*Given task*: In the entries below, count each line holding the word "JSON". Answer with the total alone.

*Data lines*:

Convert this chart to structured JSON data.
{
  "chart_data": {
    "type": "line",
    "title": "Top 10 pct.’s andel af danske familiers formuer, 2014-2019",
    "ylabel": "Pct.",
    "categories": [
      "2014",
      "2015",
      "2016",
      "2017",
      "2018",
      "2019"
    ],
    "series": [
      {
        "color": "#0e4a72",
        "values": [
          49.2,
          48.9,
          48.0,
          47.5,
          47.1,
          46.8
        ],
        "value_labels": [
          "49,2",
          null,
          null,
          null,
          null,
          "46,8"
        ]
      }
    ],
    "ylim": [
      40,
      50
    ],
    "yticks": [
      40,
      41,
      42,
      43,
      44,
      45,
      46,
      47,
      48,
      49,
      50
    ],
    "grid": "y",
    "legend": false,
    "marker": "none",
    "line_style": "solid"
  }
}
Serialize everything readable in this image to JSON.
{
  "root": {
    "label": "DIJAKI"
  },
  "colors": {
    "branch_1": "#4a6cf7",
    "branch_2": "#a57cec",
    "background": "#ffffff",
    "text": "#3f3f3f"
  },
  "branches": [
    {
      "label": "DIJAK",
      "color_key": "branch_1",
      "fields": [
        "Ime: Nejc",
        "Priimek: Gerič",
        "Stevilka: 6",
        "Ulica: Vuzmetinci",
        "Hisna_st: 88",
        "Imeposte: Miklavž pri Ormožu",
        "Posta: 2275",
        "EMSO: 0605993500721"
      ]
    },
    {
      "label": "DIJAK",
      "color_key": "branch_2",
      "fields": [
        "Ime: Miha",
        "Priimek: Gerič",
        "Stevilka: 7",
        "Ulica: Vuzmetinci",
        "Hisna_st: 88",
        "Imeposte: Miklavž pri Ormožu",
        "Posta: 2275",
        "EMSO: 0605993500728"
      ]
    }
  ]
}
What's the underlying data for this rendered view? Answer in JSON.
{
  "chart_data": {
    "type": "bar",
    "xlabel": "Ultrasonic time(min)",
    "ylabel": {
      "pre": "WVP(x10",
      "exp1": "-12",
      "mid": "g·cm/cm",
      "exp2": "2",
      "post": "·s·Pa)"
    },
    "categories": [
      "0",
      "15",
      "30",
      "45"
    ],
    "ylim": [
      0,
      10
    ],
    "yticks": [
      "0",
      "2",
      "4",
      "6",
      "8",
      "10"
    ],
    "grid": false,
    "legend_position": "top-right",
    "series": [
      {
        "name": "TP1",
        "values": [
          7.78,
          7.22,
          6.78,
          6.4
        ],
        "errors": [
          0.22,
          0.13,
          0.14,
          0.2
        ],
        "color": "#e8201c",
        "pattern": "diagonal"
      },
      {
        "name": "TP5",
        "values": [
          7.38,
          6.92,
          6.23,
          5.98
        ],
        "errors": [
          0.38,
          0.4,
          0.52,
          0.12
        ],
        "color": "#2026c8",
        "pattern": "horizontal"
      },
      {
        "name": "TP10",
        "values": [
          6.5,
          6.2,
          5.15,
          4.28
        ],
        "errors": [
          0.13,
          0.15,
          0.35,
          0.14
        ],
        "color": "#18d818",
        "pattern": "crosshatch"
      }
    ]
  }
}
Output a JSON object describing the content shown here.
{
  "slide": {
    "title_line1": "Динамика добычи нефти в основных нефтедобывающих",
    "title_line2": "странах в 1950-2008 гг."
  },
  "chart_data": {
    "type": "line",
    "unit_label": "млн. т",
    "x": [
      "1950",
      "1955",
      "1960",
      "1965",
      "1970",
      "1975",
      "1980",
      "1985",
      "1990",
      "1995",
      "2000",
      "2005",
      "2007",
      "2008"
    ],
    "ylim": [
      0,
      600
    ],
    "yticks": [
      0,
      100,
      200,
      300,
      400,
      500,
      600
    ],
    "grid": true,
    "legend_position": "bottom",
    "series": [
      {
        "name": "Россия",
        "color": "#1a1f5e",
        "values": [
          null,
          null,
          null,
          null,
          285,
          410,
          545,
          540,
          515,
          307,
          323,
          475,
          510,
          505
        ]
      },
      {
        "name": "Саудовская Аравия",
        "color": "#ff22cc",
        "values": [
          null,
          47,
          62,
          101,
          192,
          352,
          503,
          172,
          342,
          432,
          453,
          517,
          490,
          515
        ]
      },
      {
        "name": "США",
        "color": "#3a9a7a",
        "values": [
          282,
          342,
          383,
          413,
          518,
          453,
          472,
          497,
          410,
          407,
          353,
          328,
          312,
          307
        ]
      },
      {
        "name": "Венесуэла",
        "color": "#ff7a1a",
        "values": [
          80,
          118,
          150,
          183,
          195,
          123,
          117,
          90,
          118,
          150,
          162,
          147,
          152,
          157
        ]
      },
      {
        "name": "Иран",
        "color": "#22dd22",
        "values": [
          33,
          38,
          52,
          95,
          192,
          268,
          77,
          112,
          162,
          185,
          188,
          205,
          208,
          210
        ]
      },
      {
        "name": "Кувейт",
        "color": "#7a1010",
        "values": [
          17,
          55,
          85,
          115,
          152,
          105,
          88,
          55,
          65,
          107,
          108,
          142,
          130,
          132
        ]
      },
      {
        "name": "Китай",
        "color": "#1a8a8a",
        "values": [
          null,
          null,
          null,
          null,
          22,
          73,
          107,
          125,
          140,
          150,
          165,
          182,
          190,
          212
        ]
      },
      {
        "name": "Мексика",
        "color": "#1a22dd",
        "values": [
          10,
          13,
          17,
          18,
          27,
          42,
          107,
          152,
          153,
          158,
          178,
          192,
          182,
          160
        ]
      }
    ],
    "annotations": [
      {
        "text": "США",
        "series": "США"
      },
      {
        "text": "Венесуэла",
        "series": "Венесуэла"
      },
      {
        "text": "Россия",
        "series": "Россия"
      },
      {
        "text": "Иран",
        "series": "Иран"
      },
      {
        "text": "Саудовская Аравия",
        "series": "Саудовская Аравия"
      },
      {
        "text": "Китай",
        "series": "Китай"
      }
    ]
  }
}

*Answer to the task*: 4